# TASK TO COMPLETE
Copy out every line exactly, passing over the pictures.

# DATASET
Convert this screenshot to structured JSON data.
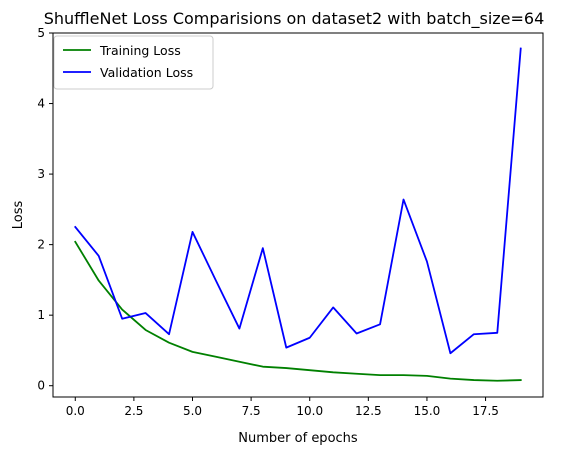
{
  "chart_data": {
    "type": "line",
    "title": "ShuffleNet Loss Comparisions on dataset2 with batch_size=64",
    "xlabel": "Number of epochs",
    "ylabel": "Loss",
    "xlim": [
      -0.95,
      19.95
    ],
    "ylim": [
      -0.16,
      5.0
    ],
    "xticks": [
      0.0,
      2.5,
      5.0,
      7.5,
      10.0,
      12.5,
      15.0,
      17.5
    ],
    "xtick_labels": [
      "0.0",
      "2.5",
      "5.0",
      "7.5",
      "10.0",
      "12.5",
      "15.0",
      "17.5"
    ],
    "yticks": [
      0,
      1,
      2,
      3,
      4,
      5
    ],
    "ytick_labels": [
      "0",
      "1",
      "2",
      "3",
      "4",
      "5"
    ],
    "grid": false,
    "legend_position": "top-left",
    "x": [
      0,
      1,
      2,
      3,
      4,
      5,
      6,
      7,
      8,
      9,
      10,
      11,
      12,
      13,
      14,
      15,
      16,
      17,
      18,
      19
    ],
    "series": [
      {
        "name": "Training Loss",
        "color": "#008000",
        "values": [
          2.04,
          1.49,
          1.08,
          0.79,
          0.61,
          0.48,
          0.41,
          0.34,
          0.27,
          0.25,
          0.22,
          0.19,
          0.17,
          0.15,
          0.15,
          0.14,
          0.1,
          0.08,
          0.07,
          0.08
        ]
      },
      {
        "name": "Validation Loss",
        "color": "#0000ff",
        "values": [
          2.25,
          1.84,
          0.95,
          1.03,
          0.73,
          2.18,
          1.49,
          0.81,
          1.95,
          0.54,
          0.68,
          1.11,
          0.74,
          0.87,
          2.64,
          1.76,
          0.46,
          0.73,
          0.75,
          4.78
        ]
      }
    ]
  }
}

# RESULT OF THIS TASK
Convert this screenshot to structured JSON data.
{
  "chart_data": {
    "type": "line",
    "title": "ShuffleNet Loss Comparisions on dataset2 with batch_size=64",
    "xlabel": "Number of epochs",
    "ylabel": "Loss",
    "xlim": [
      -0.95,
      19.95
    ],
    "ylim": [
      -0.16,
      5.0
    ],
    "xticks": [
      0.0,
      2.5,
      5.0,
      7.5,
      10.0,
      12.5,
      15.0,
      17.5
    ],
    "xtick_labels": [
      "0.0",
      "2.5",
      "5.0",
      "7.5",
      "10.0",
      "12.5",
      "15.0",
      "17.5"
    ],
    "yticks": [
      0,
      1,
      2,
      3,
      4,
      5
    ],
    "ytick_labels": [
      "0",
      "1",
      "2",
      "3",
      "4",
      "5"
    ],
    "grid": false,
    "legend_position": "top-left",
    "x": [
      0,
      1,
      2,
      3,
      4,
      5,
      6,
      7,
      8,
      9,
      10,
      11,
      12,
      13,
      14,
      15,
      16,
      17,
      18,
      19
    ],
    "series": [
      {
        "name": "Training Loss",
        "color": "#008000",
        "values": [
          2.04,
          1.49,
          1.08,
          0.79,
          0.61,
          0.48,
          0.41,
          0.34,
          0.27,
          0.25,
          0.22,
          0.19,
          0.17,
          0.15,
          0.15,
          0.14,
          0.1,
          0.08,
          0.07,
          0.08
        ]
      },
      {
        "name": "Validation Loss",
        "color": "#0000ff",
        "values": [
          2.25,
          1.84,
          0.95,
          1.03,
          0.73,
          2.18,
          1.49,
          0.81,
          1.95,
          0.54,
          0.68,
          1.11,
          0.74,
          0.87,
          2.64,
          1.76,
          0.46,
          0.73,
          0.75,
          4.78
        ]
      }
    ]
  }
}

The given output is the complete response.